--- BEGIN Stored records ---

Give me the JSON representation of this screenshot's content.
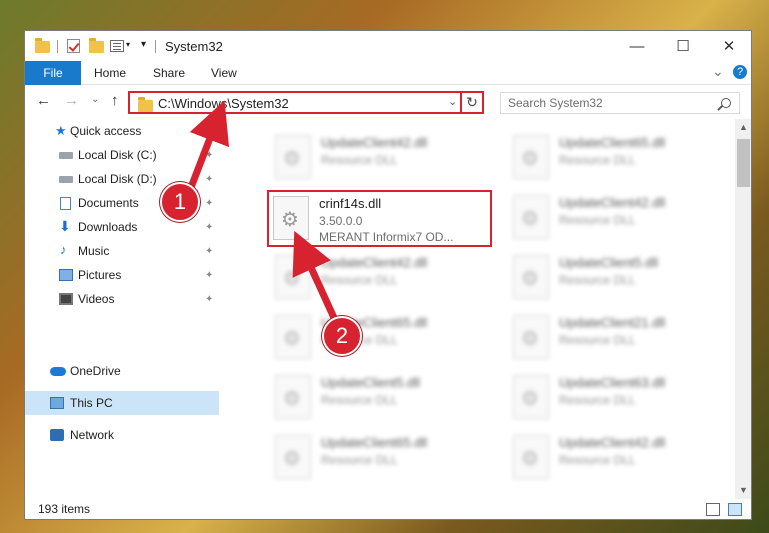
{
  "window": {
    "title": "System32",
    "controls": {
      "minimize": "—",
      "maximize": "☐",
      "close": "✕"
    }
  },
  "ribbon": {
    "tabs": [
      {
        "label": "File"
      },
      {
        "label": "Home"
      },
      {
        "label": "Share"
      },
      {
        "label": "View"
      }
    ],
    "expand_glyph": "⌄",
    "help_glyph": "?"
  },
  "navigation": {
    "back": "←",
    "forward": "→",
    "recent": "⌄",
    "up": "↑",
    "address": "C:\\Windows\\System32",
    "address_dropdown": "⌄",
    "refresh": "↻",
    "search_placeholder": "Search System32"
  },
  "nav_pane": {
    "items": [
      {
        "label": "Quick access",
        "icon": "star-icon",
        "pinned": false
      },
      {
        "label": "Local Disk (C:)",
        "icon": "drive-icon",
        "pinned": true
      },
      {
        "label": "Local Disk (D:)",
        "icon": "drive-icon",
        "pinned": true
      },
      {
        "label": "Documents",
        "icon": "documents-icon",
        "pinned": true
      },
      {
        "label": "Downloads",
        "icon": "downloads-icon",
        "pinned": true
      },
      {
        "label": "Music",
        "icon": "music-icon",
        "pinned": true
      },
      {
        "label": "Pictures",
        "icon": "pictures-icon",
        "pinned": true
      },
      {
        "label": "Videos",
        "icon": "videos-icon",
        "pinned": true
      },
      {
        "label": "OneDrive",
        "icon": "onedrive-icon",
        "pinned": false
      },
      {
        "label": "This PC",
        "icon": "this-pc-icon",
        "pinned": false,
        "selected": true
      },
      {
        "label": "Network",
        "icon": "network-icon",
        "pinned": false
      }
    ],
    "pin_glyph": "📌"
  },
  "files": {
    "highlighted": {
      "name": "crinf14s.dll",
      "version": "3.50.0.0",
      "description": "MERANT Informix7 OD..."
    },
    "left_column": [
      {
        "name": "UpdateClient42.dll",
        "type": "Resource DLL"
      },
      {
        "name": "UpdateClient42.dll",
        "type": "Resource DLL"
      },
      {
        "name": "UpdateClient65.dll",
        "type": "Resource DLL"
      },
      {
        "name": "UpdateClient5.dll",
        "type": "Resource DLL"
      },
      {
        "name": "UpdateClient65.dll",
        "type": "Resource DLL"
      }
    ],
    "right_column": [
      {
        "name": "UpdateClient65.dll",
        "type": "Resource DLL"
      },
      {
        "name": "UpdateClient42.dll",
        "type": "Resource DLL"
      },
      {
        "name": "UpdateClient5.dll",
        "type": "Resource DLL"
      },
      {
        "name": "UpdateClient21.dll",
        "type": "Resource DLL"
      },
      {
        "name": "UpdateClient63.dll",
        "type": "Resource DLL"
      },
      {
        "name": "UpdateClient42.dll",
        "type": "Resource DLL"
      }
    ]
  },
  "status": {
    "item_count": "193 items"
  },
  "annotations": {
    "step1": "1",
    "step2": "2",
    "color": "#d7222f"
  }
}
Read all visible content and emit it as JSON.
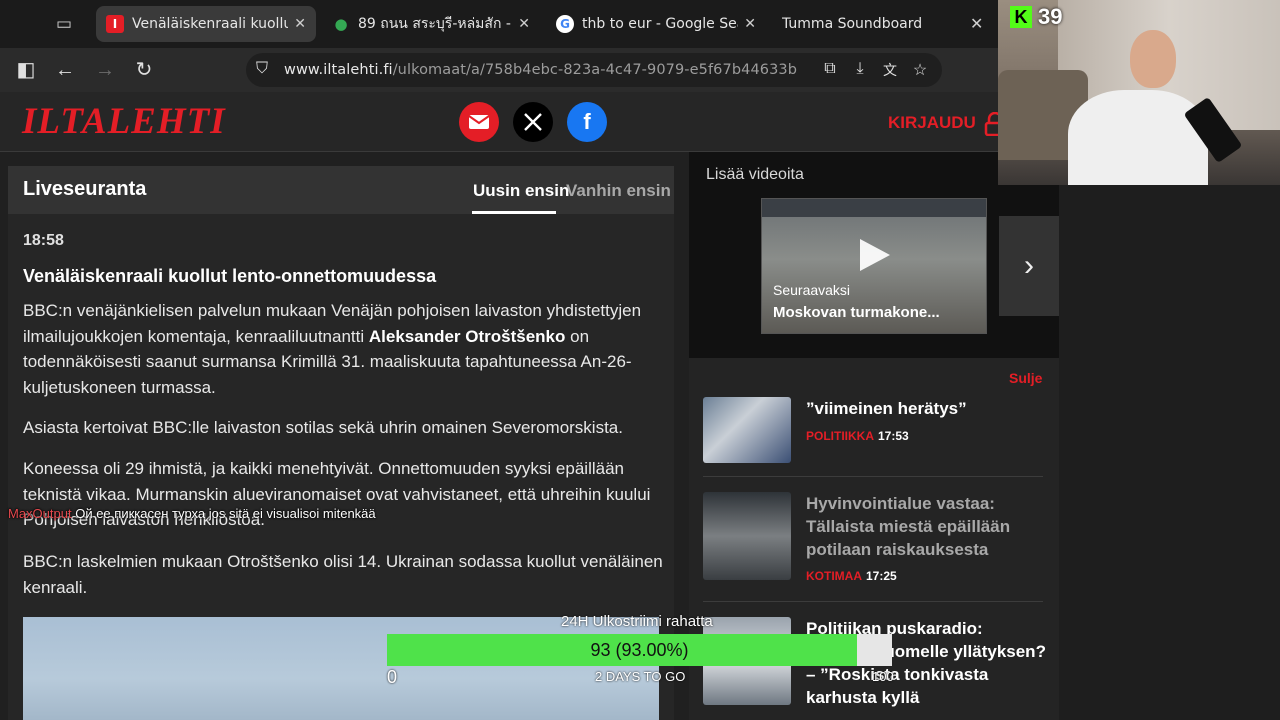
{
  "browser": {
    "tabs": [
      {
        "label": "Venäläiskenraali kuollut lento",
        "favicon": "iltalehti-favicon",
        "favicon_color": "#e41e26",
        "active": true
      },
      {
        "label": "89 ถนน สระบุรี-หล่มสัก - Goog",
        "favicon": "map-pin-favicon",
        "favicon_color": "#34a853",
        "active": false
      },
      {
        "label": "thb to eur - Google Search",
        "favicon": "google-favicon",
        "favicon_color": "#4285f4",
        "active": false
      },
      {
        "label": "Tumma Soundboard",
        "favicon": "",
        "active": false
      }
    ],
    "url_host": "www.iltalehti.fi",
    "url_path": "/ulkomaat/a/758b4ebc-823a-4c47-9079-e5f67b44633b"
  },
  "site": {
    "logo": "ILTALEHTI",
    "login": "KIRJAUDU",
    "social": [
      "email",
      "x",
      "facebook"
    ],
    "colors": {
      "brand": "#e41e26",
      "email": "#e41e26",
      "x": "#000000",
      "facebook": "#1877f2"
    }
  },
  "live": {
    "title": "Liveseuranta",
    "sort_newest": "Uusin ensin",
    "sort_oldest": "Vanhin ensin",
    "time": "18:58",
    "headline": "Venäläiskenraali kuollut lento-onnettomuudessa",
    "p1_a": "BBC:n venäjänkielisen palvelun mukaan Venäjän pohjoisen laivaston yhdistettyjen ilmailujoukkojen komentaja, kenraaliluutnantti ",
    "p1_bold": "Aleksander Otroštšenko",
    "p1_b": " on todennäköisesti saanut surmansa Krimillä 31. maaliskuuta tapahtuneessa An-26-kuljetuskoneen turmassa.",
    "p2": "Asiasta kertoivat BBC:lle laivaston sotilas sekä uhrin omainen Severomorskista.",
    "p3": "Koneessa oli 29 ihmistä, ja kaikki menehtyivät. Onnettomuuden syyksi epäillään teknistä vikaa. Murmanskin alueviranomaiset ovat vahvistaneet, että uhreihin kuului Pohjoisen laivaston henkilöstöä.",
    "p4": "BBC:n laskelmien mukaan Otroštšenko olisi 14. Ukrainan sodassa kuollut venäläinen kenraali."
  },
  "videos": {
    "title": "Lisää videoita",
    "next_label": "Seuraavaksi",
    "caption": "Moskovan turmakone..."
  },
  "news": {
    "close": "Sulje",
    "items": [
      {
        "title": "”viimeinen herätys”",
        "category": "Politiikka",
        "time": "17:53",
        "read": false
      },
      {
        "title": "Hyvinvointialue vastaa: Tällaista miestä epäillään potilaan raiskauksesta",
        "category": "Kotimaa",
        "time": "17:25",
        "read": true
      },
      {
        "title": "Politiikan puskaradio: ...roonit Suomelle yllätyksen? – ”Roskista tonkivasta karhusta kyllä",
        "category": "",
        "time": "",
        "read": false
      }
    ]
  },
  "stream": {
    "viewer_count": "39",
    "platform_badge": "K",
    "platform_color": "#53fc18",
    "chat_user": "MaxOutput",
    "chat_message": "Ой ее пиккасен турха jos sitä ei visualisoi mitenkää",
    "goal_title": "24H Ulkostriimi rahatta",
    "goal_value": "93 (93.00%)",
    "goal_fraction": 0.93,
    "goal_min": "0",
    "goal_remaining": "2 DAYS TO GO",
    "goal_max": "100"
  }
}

--- END Stored records ---

The task: Gather each line in the data that holds the string "Otroštšenko".

Reply:
    "p1_bold": "Aleksander Otroštšenko",
    "p4": "BBC:n laskelmien mukaan Otroštšenko olisi 14. Ukrainan sodassa kuollut venäläinen kenraali."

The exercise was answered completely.